● Dataset records

* * * * *

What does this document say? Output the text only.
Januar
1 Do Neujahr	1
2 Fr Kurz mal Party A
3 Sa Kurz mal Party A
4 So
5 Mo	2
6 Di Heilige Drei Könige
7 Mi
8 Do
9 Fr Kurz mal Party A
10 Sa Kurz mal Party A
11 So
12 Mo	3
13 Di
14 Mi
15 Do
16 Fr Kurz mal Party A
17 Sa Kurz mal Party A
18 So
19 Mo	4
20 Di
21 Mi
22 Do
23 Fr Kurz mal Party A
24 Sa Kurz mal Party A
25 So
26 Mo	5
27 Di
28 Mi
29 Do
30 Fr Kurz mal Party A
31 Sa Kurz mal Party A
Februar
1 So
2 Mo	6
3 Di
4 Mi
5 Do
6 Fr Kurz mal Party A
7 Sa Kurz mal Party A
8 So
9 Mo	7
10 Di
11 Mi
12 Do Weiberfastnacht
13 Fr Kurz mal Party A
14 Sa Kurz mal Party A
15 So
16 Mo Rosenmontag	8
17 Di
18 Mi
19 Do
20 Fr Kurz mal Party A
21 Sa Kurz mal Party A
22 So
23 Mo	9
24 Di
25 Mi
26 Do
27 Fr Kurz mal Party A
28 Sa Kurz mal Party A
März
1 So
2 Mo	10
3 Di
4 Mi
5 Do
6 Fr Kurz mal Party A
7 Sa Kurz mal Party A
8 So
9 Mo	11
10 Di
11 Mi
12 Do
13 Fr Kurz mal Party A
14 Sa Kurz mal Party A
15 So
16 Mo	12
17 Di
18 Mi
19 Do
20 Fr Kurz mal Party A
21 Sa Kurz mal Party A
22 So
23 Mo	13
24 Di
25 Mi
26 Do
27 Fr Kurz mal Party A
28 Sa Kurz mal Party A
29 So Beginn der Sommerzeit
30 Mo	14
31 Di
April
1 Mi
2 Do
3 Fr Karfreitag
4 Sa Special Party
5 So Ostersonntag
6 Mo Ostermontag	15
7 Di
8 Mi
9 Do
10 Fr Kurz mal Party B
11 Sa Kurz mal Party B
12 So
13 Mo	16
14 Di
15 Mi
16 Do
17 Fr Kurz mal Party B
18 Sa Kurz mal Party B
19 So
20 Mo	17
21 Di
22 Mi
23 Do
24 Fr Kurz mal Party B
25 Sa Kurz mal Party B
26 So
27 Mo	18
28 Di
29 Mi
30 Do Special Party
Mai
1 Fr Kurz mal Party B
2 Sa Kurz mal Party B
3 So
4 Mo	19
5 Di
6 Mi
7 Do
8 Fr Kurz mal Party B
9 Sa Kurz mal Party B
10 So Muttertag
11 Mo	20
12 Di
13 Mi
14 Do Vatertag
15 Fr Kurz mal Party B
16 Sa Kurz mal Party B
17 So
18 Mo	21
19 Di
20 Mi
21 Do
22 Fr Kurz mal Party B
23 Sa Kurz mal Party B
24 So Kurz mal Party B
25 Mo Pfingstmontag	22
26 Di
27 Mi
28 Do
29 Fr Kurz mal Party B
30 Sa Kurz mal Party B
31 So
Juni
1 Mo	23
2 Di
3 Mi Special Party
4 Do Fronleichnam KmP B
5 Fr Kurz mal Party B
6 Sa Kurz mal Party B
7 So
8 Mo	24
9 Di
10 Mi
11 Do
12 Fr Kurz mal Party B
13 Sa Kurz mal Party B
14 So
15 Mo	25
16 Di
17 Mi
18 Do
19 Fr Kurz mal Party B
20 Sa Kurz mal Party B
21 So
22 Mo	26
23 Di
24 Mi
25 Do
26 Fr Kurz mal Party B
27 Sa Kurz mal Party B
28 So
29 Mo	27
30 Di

* * * * *

● Task goal
How many lines in the records above contain the word "Special"? Reply with the number alone.

● Written answer
3